Records from a dataset
— Begin —

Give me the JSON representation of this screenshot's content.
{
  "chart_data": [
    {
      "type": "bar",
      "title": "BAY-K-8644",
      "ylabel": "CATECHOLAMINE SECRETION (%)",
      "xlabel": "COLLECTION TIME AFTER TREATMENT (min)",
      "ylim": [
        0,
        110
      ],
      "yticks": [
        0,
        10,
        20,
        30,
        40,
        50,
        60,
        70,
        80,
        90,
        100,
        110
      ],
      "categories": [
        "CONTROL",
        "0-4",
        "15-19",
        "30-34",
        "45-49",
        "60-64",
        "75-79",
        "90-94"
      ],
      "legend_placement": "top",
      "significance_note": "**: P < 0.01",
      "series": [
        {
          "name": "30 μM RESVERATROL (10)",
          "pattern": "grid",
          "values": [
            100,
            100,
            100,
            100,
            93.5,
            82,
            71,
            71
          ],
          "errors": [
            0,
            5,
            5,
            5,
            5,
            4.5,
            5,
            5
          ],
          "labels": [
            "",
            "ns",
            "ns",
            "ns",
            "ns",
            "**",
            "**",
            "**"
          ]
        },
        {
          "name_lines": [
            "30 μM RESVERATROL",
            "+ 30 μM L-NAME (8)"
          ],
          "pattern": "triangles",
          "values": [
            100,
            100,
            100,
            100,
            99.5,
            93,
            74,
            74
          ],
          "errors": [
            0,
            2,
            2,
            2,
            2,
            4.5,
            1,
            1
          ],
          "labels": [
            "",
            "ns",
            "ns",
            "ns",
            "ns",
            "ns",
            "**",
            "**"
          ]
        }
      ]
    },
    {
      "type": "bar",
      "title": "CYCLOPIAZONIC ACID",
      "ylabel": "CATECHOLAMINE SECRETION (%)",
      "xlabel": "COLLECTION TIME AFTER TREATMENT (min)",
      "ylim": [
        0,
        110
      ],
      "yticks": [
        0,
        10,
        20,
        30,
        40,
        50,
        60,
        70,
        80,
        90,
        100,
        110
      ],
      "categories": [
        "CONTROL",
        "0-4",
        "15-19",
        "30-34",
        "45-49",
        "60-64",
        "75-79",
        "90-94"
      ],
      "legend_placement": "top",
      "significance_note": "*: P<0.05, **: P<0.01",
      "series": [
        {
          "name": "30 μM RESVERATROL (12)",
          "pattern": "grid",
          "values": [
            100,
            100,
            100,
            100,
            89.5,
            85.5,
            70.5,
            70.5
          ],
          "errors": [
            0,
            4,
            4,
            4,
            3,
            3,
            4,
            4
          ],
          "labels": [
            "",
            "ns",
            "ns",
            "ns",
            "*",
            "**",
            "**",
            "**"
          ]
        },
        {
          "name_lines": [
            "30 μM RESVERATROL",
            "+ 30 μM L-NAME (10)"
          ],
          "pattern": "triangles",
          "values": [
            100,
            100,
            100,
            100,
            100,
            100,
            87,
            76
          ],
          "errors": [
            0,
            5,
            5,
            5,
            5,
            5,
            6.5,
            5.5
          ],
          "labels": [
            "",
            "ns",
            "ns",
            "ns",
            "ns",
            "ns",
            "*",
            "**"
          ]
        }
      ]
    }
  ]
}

— End —

EXERCISE GOAL:
Restate the records, all of them, precisely as written.

THE REPLY:
Give me the JSON representation of this screenshot's content.
{
  "chart_data": [
    {
      "type": "bar",
      "title": "BAY-K-8644",
      "ylabel": "CATECHOLAMINE SECRETION (%)",
      "xlabel": "COLLECTION TIME AFTER TREATMENT (min)",
      "ylim": [
        0,
        110
      ],
      "yticks": [
        0,
        10,
        20,
        30,
        40,
        50,
        60,
        70,
        80,
        90,
        100,
        110
      ],
      "categories": [
        "CONTROL",
        "0-4",
        "15-19",
        "30-34",
        "45-49",
        "60-64",
        "75-79",
        "90-94"
      ],
      "legend_placement": "top",
      "significance_note": "**: P < 0.01",
      "series": [
        {
          "name": "30 μM RESVERATROL (10)",
          "pattern": "grid",
          "values": [
            100,
            100,
            100,
            100,
            93.5,
            82,
            71,
            71
          ],
          "errors": [
            0,
            5,
            5,
            5,
            5,
            4.5,
            5,
            5
          ],
          "labels": [
            "",
            "ns",
            "ns",
            "ns",
            "ns",
            "**",
            "**",
            "**"
          ]
        },
        {
          "name_lines": [
            "30 μM RESVERATROL",
            "+ 30 μM L-NAME (8)"
          ],
          "pattern": "triangles",
          "values": [
            100,
            100,
            100,
            100,
            99.5,
            93,
            74,
            74
          ],
          "errors": [
            0,
            2,
            2,
            2,
            2,
            4.5,
            1,
            1
          ],
          "labels": [
            "",
            "ns",
            "ns",
            "ns",
            "ns",
            "ns",
            "**",
            "**"
          ]
        }
      ]
    },
    {
      "type": "bar",
      "title": "CYCLOPIAZONIC ACID",
      "ylabel": "CATECHOLAMINE SECRETION (%)",
      "xlabel": "COLLECTION TIME AFTER TREATMENT (min)",
      "ylim": [
        0,
        110
      ],
      "yticks": [
        0,
        10,
        20,
        30,
        40,
        50,
        60,
        70,
        80,
        90,
        100,
        110
      ],
      "categories": [
        "CONTROL",
        "0-4",
        "15-19",
        "30-34",
        "45-49",
        "60-64",
        "75-79",
        "90-94"
      ],
      "legend_placement": "top",
      "significance_note": "*: P<0.05, **: P<0.01",
      "series": [
        {
          "name": "30 μM RESVERATROL (12)",
          "pattern": "grid",
          "values": [
            100,
            100,
            100,
            100,
            89.5,
            85.5,
            70.5,
            70.5
          ],
          "errors": [
            0,
            4,
            4,
            4,
            3,
            3,
            4,
            4
          ],
          "labels": [
            "",
            "ns",
            "ns",
            "ns",
            "*",
            "**",
            "**",
            "**"
          ]
        },
        {
          "name_lines": [
            "30 μM RESVERATROL",
            "+ 30 μM L-NAME (10)"
          ],
          "pattern": "triangles",
          "values": [
            100,
            100,
            100,
            100,
            100,
            100,
            87,
            76
          ],
          "errors": [
            0,
            5,
            5,
            5,
            5,
            5,
            6.5,
            5.5
          ],
          "labels": [
            "",
            "ns",
            "ns",
            "ns",
            "ns",
            "ns",
            "*",
            "**"
          ]
        }
      ]
    }
  ]
}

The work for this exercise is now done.